- [EXERCISE TASK]:
From the listing below, extract every line containing "Linkedin".

'''

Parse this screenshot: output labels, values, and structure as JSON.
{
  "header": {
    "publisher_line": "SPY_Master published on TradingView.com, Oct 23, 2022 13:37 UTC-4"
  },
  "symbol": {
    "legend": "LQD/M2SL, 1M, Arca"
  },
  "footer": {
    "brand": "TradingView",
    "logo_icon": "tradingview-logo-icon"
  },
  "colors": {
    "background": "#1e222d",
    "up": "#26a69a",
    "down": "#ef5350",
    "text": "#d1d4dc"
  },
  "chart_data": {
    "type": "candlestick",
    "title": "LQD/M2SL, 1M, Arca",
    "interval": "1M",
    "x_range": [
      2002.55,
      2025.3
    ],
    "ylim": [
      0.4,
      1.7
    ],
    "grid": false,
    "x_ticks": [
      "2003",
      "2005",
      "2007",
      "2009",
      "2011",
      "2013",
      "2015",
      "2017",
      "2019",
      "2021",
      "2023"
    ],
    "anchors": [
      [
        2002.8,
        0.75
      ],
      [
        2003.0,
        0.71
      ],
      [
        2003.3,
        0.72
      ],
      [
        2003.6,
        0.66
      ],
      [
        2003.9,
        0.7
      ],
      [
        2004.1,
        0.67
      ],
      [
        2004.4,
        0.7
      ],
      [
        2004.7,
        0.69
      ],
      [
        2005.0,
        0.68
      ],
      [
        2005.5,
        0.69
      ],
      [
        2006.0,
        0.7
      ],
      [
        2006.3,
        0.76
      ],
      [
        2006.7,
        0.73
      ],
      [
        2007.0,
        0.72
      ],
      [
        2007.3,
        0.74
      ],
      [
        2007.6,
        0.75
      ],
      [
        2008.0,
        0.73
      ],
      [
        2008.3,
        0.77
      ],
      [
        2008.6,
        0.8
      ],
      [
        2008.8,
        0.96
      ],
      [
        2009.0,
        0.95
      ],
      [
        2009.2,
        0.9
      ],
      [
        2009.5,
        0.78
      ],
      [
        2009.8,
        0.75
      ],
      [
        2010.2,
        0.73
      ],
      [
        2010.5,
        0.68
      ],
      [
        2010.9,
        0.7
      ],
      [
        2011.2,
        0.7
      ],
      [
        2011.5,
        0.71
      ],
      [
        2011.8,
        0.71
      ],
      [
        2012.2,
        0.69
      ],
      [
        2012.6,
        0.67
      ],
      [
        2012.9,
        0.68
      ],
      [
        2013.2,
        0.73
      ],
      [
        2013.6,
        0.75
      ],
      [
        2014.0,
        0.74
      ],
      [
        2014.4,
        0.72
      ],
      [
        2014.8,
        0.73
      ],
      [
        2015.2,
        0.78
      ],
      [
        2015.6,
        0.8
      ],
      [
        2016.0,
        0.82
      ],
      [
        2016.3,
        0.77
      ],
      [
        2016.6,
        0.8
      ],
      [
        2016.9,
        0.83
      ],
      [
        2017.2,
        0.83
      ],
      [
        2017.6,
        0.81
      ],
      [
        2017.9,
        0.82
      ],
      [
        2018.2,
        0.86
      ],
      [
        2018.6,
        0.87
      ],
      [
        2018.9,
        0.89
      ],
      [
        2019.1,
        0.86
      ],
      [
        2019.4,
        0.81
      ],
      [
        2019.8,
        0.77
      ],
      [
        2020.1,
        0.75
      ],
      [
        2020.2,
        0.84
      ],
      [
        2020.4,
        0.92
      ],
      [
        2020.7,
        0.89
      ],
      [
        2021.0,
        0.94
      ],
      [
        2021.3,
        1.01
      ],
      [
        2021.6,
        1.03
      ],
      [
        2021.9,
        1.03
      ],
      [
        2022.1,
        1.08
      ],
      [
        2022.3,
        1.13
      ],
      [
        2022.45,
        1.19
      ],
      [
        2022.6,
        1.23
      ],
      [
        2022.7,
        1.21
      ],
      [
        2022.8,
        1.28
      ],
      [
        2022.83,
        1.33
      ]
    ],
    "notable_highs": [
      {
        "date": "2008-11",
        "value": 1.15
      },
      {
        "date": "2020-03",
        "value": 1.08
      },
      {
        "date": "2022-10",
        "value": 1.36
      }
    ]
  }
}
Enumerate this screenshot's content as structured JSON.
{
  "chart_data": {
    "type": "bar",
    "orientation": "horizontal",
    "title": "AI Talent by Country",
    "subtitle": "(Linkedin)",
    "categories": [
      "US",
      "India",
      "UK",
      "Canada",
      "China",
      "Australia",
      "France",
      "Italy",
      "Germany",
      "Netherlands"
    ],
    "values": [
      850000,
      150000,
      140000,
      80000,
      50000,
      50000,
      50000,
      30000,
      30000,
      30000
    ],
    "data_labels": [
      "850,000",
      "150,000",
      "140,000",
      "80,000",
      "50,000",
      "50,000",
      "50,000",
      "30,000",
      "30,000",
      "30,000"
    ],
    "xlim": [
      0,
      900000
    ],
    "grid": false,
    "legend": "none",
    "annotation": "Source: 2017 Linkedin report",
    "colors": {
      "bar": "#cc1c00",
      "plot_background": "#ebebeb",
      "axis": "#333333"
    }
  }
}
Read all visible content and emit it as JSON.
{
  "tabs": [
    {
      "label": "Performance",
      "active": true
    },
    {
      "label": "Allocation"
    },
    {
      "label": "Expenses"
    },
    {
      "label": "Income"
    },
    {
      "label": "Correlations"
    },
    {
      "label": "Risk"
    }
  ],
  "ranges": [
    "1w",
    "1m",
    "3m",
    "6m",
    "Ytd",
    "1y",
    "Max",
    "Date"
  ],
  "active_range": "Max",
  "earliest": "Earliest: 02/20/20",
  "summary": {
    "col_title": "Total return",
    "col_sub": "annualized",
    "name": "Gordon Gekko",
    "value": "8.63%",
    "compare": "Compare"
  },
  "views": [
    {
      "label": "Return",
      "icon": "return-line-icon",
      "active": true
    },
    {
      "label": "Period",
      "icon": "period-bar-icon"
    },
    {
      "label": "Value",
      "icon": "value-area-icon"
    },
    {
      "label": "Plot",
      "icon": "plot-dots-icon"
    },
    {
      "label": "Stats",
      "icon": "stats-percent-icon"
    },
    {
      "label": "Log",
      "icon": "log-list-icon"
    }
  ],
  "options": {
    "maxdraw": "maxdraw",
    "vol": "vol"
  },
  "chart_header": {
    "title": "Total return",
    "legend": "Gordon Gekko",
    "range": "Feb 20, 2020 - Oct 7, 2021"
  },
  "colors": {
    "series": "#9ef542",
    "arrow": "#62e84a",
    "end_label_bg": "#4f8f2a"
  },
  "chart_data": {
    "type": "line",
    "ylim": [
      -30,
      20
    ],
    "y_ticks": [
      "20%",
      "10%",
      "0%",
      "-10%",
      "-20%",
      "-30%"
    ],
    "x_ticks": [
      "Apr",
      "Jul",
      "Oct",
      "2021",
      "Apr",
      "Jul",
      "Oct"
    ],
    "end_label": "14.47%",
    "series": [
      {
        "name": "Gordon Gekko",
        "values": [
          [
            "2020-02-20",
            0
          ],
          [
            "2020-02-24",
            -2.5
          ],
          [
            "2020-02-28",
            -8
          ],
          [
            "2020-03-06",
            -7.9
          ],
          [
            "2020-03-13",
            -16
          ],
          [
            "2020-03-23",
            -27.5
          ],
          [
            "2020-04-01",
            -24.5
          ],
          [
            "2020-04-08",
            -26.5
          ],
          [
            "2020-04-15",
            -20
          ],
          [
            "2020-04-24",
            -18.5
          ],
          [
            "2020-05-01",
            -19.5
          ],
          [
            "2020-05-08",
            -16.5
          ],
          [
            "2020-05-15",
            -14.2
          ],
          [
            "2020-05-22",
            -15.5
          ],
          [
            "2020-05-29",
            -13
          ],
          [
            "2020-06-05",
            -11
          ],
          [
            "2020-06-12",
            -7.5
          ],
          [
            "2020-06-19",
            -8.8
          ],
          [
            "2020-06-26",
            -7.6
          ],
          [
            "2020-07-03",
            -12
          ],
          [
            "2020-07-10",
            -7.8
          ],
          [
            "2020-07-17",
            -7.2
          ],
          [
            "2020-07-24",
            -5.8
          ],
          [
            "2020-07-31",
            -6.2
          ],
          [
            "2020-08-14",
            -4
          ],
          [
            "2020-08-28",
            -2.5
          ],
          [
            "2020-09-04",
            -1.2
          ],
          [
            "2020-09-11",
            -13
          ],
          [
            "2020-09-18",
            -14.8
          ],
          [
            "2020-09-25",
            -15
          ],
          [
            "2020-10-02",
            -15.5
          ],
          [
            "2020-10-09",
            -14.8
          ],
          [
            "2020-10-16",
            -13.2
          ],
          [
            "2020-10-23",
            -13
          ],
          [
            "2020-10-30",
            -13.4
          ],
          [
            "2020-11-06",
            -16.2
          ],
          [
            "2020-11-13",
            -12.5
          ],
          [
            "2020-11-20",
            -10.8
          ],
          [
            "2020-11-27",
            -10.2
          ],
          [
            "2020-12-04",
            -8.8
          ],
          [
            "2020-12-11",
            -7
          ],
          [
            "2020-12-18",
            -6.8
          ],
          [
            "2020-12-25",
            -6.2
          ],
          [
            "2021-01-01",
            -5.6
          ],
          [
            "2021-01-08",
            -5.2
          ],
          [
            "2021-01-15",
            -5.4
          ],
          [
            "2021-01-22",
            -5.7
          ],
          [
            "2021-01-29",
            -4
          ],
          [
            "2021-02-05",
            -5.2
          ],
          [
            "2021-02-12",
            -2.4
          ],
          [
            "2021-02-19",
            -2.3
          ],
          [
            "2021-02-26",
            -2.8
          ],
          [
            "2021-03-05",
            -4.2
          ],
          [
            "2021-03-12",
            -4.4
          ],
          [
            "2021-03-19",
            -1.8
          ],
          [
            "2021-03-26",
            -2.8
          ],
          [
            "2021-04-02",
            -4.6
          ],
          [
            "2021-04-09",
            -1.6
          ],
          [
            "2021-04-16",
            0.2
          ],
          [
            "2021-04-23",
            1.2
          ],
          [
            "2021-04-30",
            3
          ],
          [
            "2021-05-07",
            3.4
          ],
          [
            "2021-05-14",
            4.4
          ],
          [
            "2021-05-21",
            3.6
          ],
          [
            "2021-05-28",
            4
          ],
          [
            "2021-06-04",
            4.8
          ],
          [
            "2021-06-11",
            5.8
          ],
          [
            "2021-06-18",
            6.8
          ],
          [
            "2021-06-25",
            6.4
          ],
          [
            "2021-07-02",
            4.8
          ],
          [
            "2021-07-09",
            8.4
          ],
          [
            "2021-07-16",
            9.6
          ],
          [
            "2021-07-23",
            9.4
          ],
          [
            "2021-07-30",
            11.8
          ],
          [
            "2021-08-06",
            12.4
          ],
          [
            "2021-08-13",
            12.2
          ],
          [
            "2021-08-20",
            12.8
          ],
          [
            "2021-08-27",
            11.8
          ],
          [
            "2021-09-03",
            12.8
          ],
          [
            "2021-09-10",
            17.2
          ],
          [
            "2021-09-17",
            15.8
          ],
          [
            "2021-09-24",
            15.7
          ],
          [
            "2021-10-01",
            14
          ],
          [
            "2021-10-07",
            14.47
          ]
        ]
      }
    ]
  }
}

'''

- [ANSWER TO THIS EXERCISE]:
    "subtitle": "(Linkedin)",
    "annotation": "Source: 2017 Linkedin report",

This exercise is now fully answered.